Give back the full listing verbatim, apart from its images.

[Begin Listed entries]

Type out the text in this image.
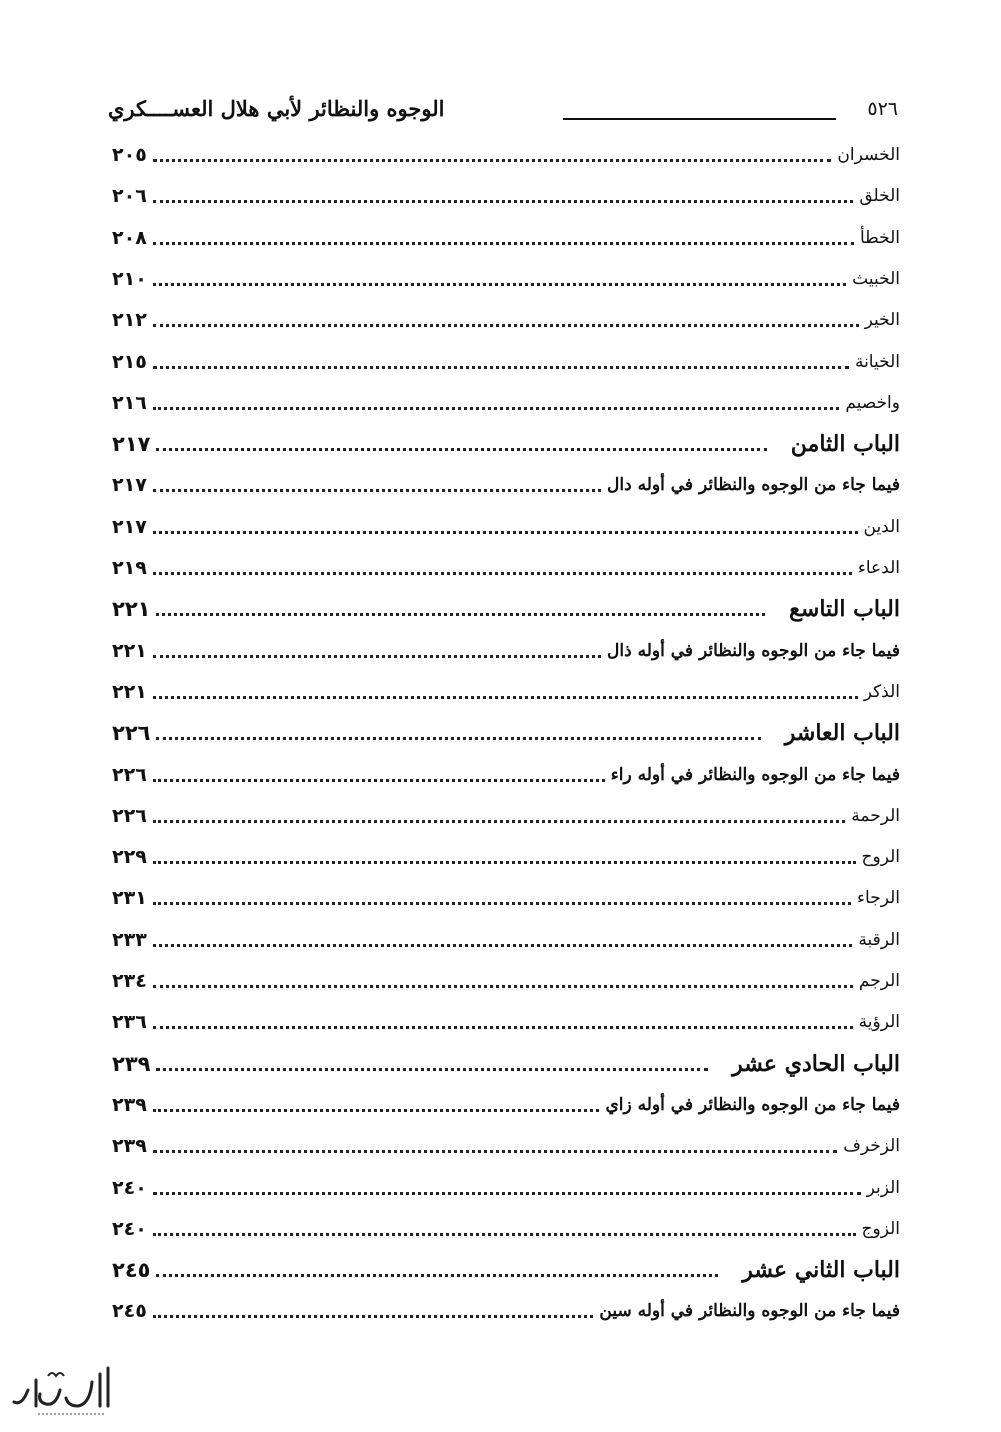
٥٢٦
الوجوه والنظائر لأبي هلال العســــكري
الخسران
٢٠٥
الخلق
٢٠٦
الخطأ
٢٠٨
الخبيث
٢١٠
الخير
٢١٢
الخيانة
٢١٥
واخصيم
٢١٦
الباب الثامن
٢١٧
فيما جاء من الوجوه والنظائر في أوله دال
٢١٧
الدين
٢١٧
الدعاء
٢١٩
الباب التاسع
٢٢١
فيما جاء من الوجوه والنظائر في أوله ذال
٢٢١
الذكر
٢٢١
الباب العاشر
٢٢٦
فيما جاء من الوجوه والنظائر في أوله راء
٢٢٦
الرحمة
٢٢٦
الروح
٢٢٩
الرجاء
٢٣١
الرقبة
٢٣٣
الرجم
٢٣٤
الرؤية
٢٣٦
الباب الحادي عشر
٢٣٩
فيما جاء من الوجوه والنظائر في أوله زاي
٢٣٩
الزخرف
٢٣٩
الزبر
٢٤٠
الزوج
٢٤٠
الباب الثاني عشر
٢٤٥
فيما جاء من الوجوه والنظائر في أوله سين
٢٤٥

[End Listed entries]

| Solution to this problem |
Type out the text in this image.
٥٢٦
الوجوه والنظائر لأبي هلال العســــكري
الخسران
٢٠٥
الخلق
٢٠٦
الخطأ
٢٠٨
الخبيث
٢١٠
الخير
٢١٢
الخيانة
٢١٥
واخصيم
٢١٦
الباب الثامن
٢١٧
فيما جاء من الوجوه والنظائر في أوله دال
٢١٧
الدين
٢١٧
الدعاء
٢١٩
الباب التاسع
٢٢١
فيما جاء من الوجوه والنظائر في أوله ذال
٢٢١
الذكر
٢٢١
الباب العاشر
٢٢٦
فيما جاء من الوجوه والنظائر في أوله راء
٢٢٦
الرحمة
٢٢٦
الروح
٢٢٩
الرجاء
٢٣١
الرقبة
٢٣٣
الرجم
٢٣٤
الرؤية
٢٣٦
الباب الحادي عشر
٢٣٩
فيما جاء من الوجوه والنظائر في أوله زاي
٢٣٩
الزخرف
٢٣٩
الزبر
٢٤٠
الزوج
٢٤٠
الباب الثاني عشر
٢٤٥
فيما جاء من الوجوه والنظائر في أوله سين
٢٤٥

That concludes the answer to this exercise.